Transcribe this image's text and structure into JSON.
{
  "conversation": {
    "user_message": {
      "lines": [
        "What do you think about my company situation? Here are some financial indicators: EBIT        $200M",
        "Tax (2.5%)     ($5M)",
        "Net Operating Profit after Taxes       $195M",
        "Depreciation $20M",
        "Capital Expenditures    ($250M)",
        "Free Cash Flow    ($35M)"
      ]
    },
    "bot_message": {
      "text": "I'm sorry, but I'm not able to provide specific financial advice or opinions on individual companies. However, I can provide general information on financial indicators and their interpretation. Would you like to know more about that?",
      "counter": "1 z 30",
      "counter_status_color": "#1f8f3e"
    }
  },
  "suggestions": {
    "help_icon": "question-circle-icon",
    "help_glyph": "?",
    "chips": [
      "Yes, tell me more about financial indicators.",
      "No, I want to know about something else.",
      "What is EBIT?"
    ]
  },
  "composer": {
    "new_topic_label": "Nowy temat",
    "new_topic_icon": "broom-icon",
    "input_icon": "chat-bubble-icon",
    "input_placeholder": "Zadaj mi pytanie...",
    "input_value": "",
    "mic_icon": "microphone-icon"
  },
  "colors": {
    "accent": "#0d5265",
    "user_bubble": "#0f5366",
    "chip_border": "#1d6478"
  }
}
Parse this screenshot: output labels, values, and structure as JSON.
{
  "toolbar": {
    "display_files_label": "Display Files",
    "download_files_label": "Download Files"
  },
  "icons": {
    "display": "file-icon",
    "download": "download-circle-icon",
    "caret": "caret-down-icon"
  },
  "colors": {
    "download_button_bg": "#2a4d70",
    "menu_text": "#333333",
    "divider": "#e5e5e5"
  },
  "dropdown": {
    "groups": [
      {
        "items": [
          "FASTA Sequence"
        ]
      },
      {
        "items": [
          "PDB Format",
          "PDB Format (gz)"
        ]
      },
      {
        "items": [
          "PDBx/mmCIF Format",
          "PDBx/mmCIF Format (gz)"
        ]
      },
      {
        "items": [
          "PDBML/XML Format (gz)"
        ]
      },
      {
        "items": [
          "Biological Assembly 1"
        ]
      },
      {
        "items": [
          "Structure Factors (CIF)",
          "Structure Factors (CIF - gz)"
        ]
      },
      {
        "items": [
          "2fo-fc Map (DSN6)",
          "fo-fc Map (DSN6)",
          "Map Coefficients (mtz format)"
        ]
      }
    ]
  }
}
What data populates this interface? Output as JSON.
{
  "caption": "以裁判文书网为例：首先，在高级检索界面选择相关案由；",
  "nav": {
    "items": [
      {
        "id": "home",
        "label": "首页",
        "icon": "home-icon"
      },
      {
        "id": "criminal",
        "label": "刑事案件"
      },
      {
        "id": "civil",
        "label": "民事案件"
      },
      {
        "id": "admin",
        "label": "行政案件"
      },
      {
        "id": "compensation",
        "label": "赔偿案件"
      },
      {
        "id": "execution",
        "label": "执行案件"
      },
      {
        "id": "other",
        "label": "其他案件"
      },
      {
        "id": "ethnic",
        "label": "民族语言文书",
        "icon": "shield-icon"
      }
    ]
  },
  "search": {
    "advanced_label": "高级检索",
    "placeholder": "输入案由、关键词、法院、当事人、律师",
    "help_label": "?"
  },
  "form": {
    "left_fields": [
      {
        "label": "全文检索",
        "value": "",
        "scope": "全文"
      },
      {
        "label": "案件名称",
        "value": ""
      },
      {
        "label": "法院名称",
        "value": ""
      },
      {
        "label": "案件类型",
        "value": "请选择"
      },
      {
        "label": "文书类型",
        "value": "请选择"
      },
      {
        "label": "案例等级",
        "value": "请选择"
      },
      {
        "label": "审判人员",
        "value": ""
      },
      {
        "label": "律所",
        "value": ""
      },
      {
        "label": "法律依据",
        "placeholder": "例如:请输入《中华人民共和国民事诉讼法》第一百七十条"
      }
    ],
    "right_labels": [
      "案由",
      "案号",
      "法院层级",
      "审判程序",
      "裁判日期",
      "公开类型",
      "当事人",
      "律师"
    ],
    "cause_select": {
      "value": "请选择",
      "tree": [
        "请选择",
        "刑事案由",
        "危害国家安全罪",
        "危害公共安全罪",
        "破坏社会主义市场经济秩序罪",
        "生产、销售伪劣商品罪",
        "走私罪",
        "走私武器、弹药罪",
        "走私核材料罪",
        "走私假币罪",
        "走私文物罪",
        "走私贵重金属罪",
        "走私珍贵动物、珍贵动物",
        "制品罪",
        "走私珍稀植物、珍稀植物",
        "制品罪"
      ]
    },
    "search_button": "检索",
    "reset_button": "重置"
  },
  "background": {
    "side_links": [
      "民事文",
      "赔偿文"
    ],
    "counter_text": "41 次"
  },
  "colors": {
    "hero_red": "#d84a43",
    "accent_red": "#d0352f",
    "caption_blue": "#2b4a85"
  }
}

→ **TASK REQUIREMENTS**: Extract the complete listing verbatim.

→ **EXERCISE SOLUTION**:
Transcribe this image's text and structure into JSON.
{
  "conversation": {
    "user_message": {
      "lines": [
        "What do you think about my company situation? Here are some financial indicators: EBIT        $200M",
        "Tax (2.5%)     ($5M)",
        "Net Operating Profit after Taxes       $195M",
        "Depreciation $20M",
        "Capital Expenditures    ($250M)",
        "Free Cash Flow    ($35M)"
      ]
    },
    "bot_message": {
      "text": "I'm sorry, but I'm not able to provide specific financial advice or opinions on individual companies. However, I can provide general information on financial indicators and their interpretation. Would you like to know more about that?",
      "counter": "1 z 30",
      "counter_status_color": "#1f8f3e"
    }
  },
  "suggestions": {
    "help_icon": "question-circle-icon",
    "help_glyph": "?",
    "chips": [
      "Yes, tell me more about financial indicators.",
      "No, I want to know about something else.",
      "What is EBIT?"
    ]
  },
  "composer": {
    "new_topic_label": "Nowy temat",
    "new_topic_icon": "broom-icon",
    "input_icon": "chat-bubble-icon",
    "input_placeholder": "Zadaj mi pytanie...",
    "input_value": "",
    "mic_icon": "microphone-icon"
  },
  "colors": {
    "accent": "#0d5265",
    "user_bubble": "#0f5366",
    "chip_border": "#1d6478"
  }
}
Parse this screenshot: output labels, values, and structure as JSON.
{
  "toolbar": {
    "display_files_label": "Display Files",
    "download_files_label": "Download Files"
  },
  "icons": {
    "display": "file-icon",
    "download": "download-circle-icon",
    "caret": "caret-down-icon"
  },
  "colors": {
    "download_button_bg": "#2a4d70",
    "menu_text": "#333333",
    "divider": "#e5e5e5"
  },
  "dropdown": {
    "groups": [
      {
        "items": [
          "FASTA Sequence"
        ]
      },
      {
        "items": [
          "PDB Format",
          "PDB Format (gz)"
        ]
      },
      {
        "items": [
          "PDBx/mmCIF Format",
          "PDBx/mmCIF Format (gz)"
        ]
      },
      {
        "items": [
          "PDBML/XML Format (gz)"
        ]
      },
      {
        "items": [
          "Biological Assembly 1"
        ]
      },
      {
        "items": [
          "Structure Factors (CIF)",
          "Structure Factors (CIF - gz)"
        ]
      },
      {
        "items": [
          "2fo-fc Map (DSN6)",
          "fo-fc Map (DSN6)",
          "Map Coefficients (mtz format)"
        ]
      }
    ]
  }
}
What data populates this interface? Output as JSON.
{
  "caption": "以裁判文书网为例：首先，在高级检索界面选择相关案由；",
  "nav": {
    "items": [
      {
        "id": "home",
        "label": "首页",
        "icon": "home-icon"
      },
      {
        "id": "criminal",
        "label": "刑事案件"
      },
      {
        "id": "civil",
        "label": "民事案件"
      },
      {
        "id": "admin",
        "label": "行政案件"
      },
      {
        "id": "compensation",
        "label": "赔偿案件"
      },
      {
        "id": "execution",
        "label": "执行案件"
      },
      {
        "id": "other",
        "label": "其他案件"
      },
      {
        "id": "ethnic",
        "label": "民族语言文书",
        "icon": "shield-icon"
      }
    ]
  },
  "search": {
    "advanced_label": "高级检索",
    "placeholder": "输入案由、关键词、法院、当事人、律师",
    "help_label": "?"
  },
  "form": {
    "left_fields": [
      {
        "label": "全文检索",
        "value": "",
        "scope": "全文"
      },
      {
        "label": "案件名称",
        "value": ""
      },
      {
        "label": "法院名称",
        "value": ""
      },
      {
        "label": "案件类型",
        "value": "请选择"
      },
      {
        "label": "文书类型",
        "value": "请选择"
      },
      {
        "label": "案例等级",
        "value": "请选择"
      },
      {
        "label": "审判人员",
        "value": ""
      },
      {
        "label": "律所",
        "value": ""
      },
      {
        "label": "法律依据",
        "placeholder": "例如:请输入《中华人民共和国民事诉讼法》第一百七十条"
      }
    ],
    "right_labels": [
      "案由",
      "案号",
      "法院层级",
      "审判程序",
      "裁判日期",
      "公开类型",
      "当事人",
      "律师"
    ],
    "cause_select": {
      "value": "请选择",
      "tree": [
        "请选择",
        "刑事案由",
        "危害国家安全罪",
        "危害公共安全罪",
        "破坏社会主义市场经济秩序罪",
        "生产、销售伪劣商品罪",
        "走私罪",
        "走私武器、弹药罪",
        "走私核材料罪",
        "走私假币罪",
        "走私文物罪",
        "走私贵重金属罪",
        "走私珍贵动物、珍贵动物",
        "制品罪",
        "走私珍稀植物、珍稀植物",
        "制品罪"
      ]
    },
    "search_button": "检索",
    "reset_button": "重置"
  },
  "background": {
    "side_links": [
      "民事文",
      "赔偿文"
    ],
    "counter_text": "41 次"
  },
  "colors": {
    "hero_red": "#d84a43",
    "accent_red": "#d0352f",
    "caption_blue": "#2b4a85"
  }
}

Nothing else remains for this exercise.